==== Stored records ====
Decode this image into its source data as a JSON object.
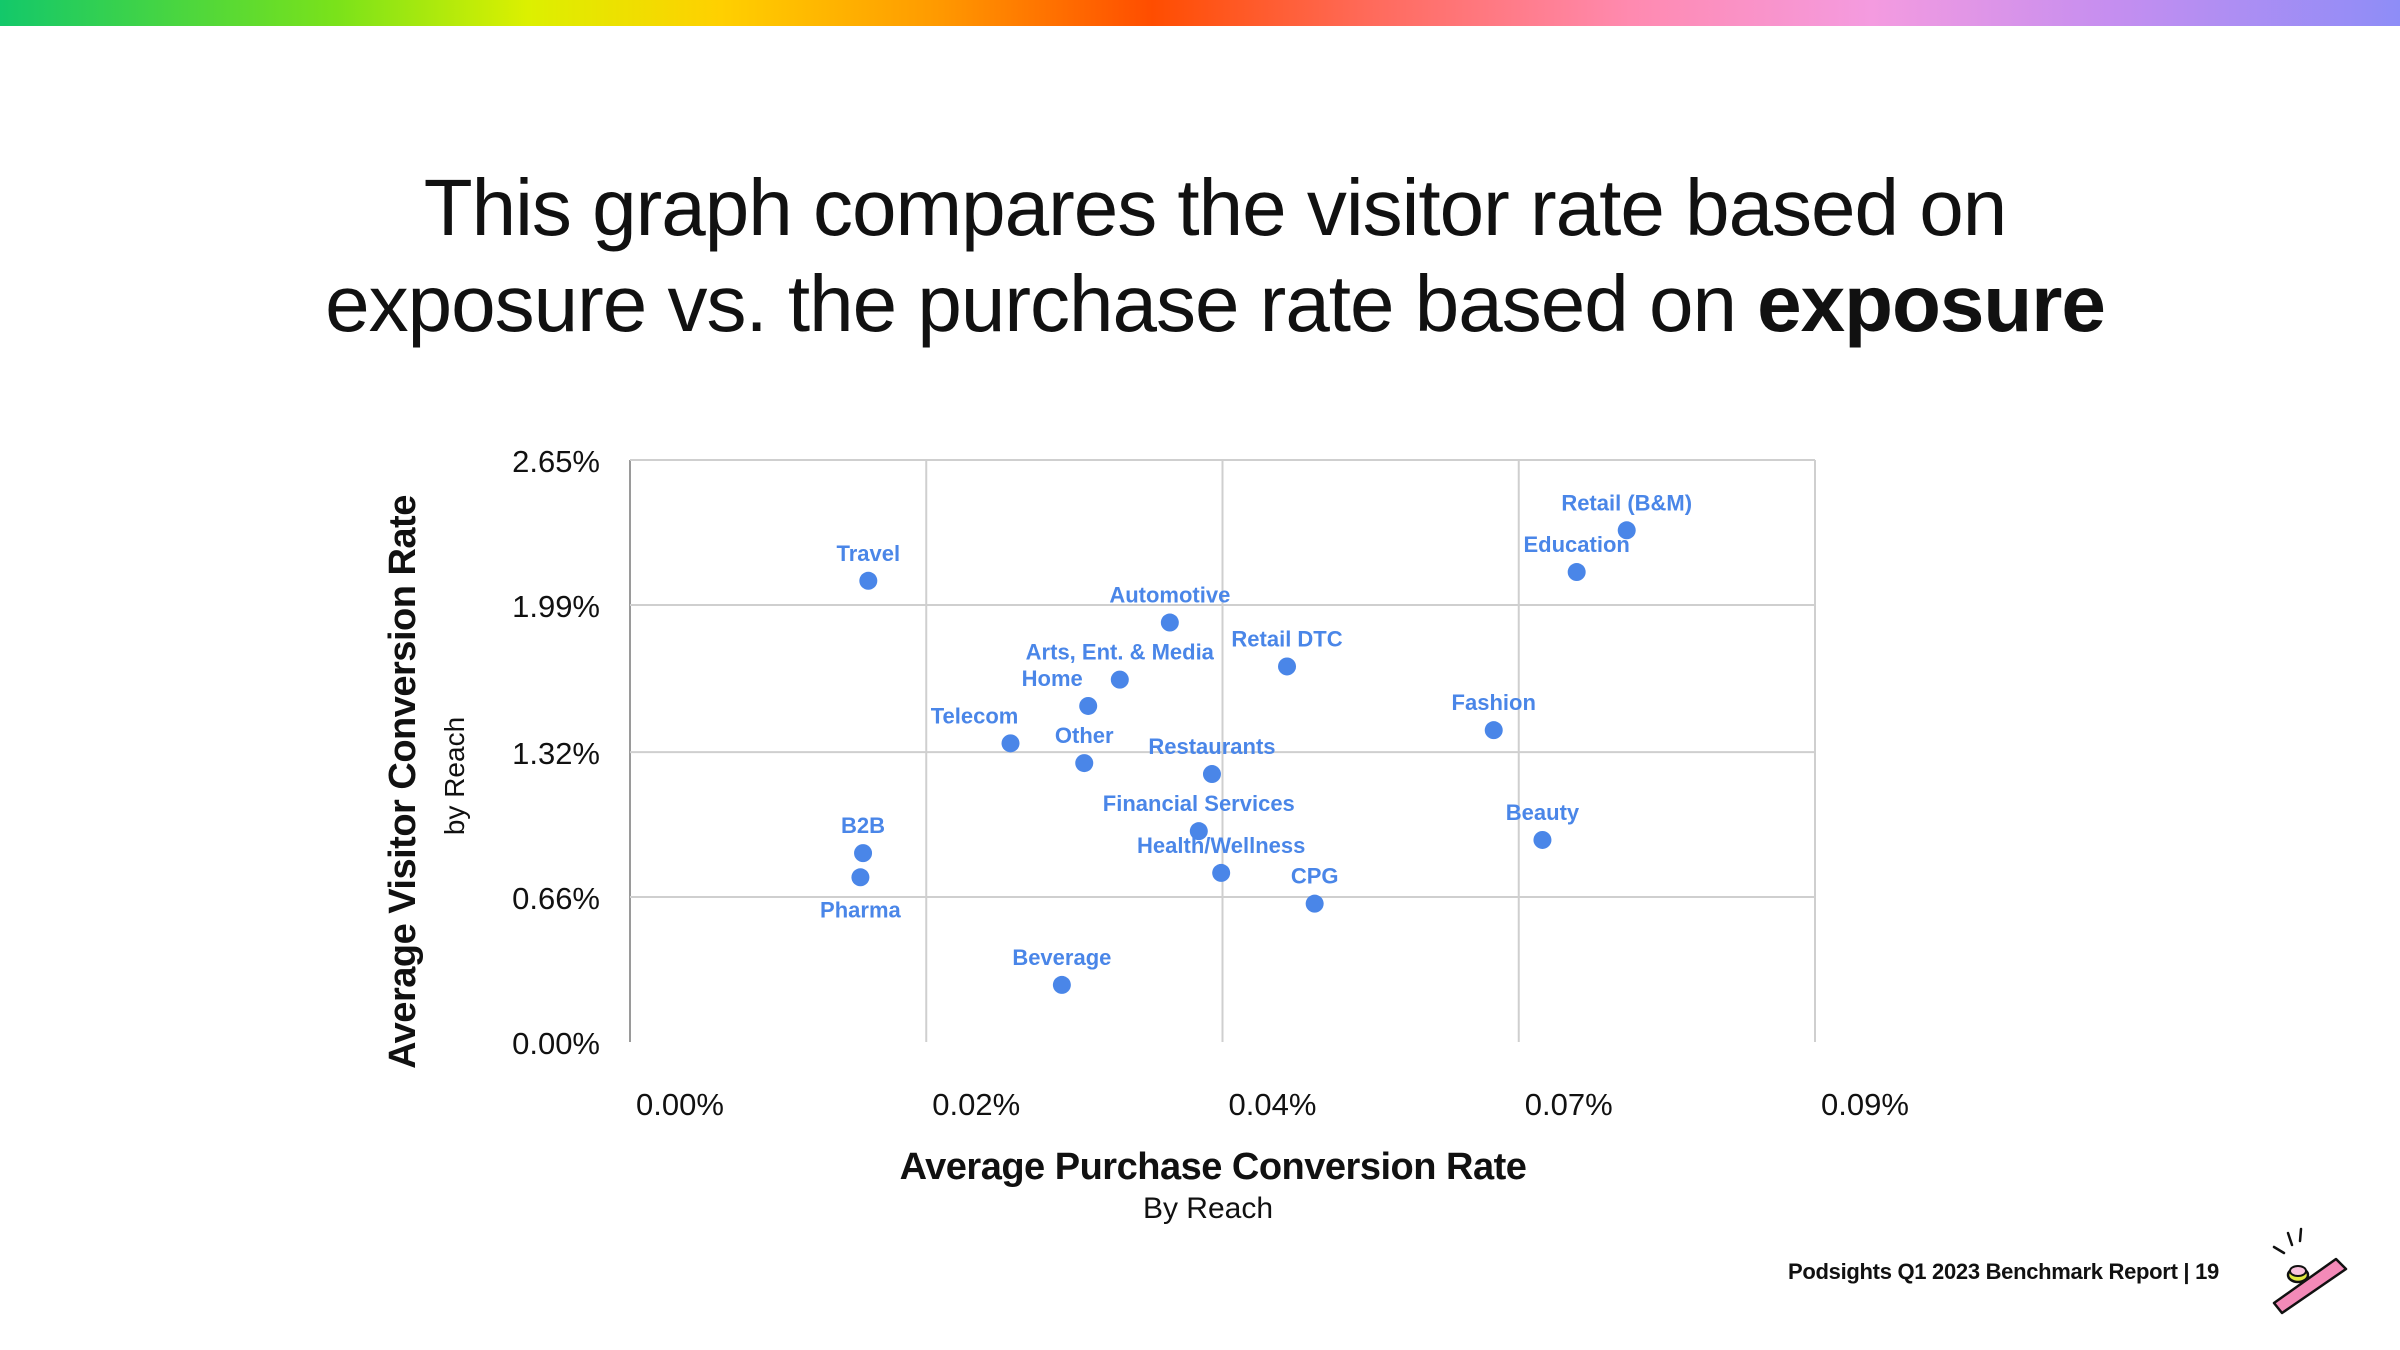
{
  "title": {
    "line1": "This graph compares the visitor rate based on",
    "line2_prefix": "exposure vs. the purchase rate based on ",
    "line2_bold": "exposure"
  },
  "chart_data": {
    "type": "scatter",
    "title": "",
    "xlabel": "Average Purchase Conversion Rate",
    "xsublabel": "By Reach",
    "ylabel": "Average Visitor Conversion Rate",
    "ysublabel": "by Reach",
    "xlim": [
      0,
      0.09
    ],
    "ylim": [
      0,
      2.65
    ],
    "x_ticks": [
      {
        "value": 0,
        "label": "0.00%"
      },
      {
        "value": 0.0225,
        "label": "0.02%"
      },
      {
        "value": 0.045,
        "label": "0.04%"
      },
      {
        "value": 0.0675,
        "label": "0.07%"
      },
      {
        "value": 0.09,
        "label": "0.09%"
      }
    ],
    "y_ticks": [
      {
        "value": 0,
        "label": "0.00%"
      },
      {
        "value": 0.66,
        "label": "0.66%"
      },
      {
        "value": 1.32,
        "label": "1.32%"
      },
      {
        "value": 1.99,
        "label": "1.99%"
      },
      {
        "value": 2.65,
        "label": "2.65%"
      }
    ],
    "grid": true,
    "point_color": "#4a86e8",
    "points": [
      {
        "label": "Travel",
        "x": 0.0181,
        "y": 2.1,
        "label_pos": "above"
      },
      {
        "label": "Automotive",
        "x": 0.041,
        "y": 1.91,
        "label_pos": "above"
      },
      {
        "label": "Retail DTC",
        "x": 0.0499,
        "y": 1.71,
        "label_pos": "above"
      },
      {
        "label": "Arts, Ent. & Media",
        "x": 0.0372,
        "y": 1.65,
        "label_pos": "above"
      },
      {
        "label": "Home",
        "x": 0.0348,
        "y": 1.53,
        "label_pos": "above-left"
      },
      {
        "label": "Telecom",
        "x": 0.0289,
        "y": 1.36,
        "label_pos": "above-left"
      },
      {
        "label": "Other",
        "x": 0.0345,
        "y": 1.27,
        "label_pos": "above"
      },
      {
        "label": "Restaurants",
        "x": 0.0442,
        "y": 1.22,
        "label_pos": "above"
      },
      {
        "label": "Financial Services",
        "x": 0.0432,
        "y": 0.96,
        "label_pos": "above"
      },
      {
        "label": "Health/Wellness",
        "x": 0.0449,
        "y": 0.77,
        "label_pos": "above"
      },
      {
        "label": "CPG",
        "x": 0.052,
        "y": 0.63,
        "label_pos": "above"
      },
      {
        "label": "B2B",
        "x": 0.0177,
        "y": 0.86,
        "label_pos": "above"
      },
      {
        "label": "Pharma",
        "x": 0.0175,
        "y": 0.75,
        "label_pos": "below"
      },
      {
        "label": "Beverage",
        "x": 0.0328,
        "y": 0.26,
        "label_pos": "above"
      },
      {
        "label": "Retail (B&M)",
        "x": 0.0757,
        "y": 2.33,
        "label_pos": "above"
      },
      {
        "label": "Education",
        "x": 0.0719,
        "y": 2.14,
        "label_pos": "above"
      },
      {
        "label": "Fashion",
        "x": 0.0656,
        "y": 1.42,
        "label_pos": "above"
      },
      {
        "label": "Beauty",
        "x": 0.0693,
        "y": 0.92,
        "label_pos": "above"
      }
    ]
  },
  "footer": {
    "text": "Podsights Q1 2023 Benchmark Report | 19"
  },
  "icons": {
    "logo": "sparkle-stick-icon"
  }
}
====
==== Stored records ====
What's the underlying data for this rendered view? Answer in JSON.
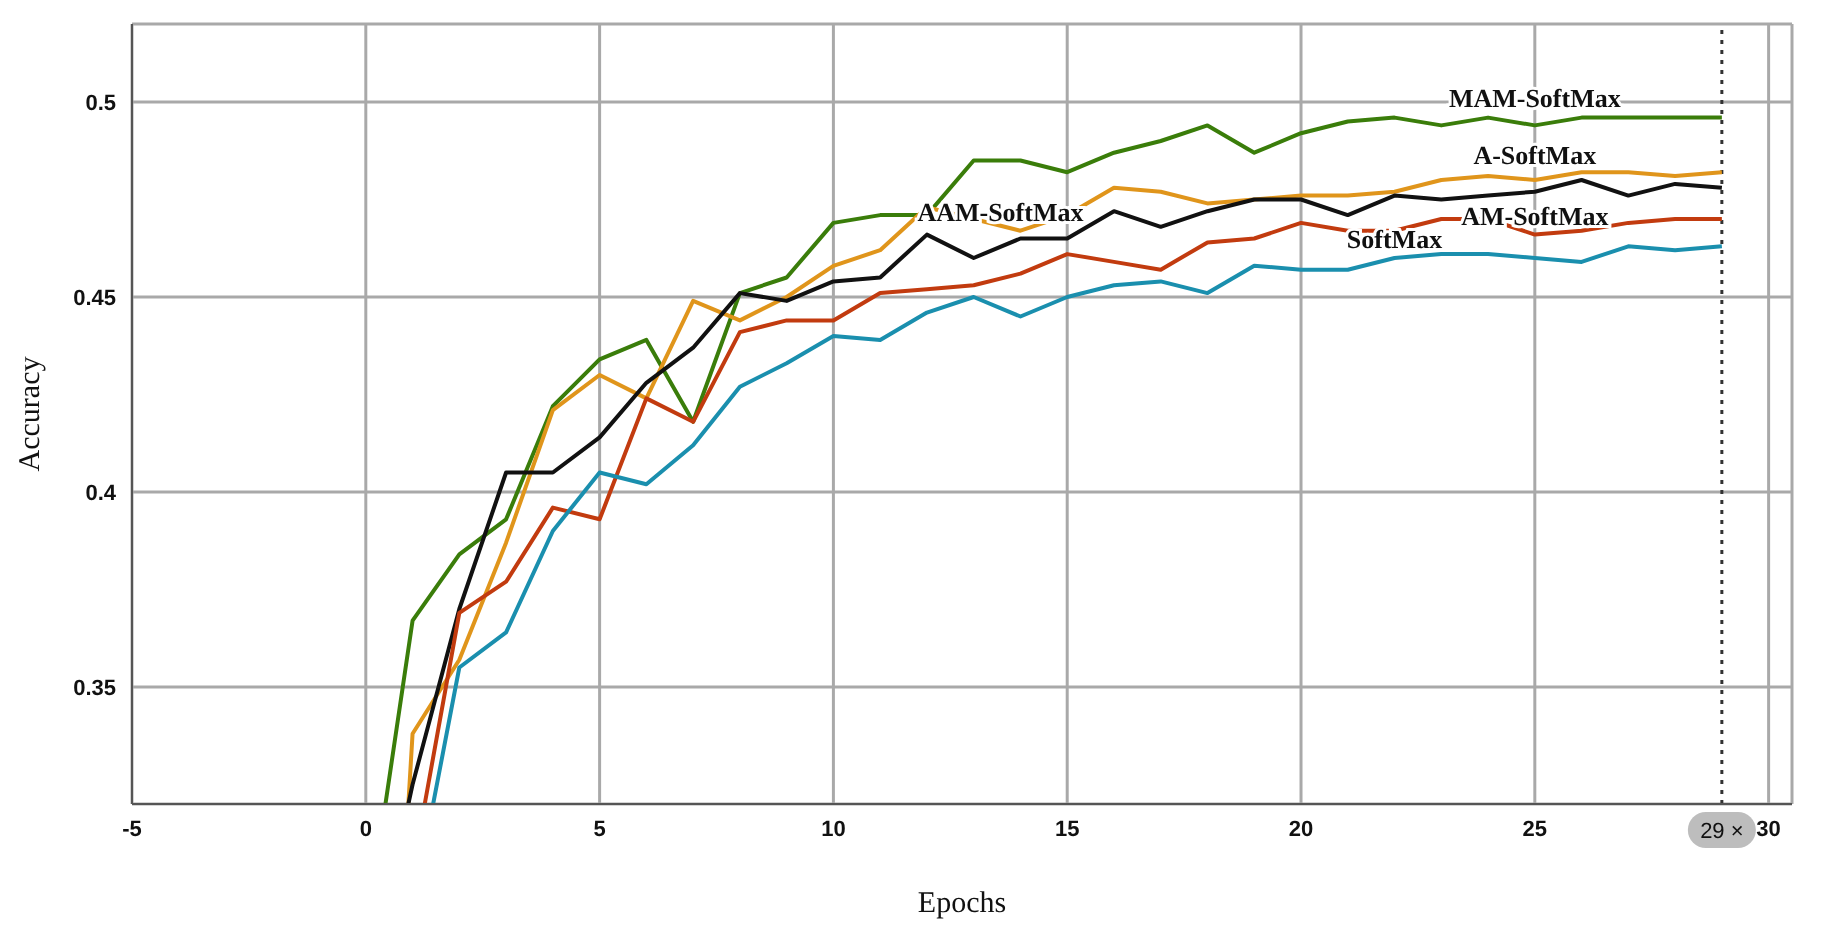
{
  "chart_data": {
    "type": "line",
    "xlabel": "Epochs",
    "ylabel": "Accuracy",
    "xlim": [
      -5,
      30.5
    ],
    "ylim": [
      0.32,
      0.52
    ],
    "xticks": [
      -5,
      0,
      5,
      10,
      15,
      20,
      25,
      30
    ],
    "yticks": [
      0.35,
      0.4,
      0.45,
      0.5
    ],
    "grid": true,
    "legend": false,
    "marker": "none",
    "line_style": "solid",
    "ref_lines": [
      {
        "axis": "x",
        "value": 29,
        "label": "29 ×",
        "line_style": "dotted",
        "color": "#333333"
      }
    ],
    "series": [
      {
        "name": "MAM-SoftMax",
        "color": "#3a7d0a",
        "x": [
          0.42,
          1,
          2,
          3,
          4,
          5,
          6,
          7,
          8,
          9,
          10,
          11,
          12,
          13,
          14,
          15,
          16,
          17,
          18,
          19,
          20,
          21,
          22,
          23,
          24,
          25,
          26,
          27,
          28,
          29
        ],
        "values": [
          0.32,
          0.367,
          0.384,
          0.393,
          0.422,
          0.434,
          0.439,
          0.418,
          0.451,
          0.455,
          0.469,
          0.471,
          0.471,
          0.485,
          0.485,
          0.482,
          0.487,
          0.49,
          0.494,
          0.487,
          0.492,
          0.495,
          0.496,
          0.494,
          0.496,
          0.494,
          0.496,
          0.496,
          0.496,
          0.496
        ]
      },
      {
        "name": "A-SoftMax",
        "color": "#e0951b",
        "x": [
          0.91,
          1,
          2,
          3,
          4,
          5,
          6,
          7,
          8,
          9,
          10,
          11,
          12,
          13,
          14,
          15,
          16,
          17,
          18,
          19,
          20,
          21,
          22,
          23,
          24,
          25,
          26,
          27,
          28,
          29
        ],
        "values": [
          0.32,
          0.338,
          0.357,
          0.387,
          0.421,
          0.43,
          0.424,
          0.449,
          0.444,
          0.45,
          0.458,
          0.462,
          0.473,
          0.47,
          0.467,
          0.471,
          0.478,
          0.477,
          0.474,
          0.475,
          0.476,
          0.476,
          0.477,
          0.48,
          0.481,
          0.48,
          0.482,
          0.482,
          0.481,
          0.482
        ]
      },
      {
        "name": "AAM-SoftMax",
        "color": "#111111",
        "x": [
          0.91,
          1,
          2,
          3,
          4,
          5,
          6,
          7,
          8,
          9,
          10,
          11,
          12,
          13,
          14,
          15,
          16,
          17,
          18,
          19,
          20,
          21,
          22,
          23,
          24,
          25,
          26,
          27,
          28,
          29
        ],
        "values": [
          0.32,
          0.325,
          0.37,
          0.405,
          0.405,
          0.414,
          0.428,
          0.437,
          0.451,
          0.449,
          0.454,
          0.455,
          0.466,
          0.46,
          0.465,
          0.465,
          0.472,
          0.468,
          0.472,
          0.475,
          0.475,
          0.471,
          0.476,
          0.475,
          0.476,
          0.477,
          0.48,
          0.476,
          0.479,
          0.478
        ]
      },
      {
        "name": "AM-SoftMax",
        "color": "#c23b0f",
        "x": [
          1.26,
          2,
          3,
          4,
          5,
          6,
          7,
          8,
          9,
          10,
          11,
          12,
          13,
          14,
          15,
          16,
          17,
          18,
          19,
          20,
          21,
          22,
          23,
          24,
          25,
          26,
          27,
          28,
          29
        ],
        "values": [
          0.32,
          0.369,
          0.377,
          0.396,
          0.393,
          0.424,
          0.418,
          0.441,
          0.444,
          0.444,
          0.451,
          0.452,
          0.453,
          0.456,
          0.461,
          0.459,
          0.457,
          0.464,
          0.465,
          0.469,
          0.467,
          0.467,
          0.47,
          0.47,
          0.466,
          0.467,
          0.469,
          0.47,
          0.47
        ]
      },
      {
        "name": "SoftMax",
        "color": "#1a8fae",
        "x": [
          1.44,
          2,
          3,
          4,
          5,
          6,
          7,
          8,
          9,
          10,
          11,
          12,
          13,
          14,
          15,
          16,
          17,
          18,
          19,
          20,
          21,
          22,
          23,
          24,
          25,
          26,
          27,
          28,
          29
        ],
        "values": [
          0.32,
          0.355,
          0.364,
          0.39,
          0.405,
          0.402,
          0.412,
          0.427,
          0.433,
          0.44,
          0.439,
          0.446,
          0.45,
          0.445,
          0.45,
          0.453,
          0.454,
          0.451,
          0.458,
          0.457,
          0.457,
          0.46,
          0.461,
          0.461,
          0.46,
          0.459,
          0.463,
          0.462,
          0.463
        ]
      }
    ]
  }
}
====
Report all lines of the material that contain the word "based".

**Answer for the task**.
    "line1": "This graph compares the visitor rate based on",
    "line2_prefix": "exposure vs. the purchase rate based on ",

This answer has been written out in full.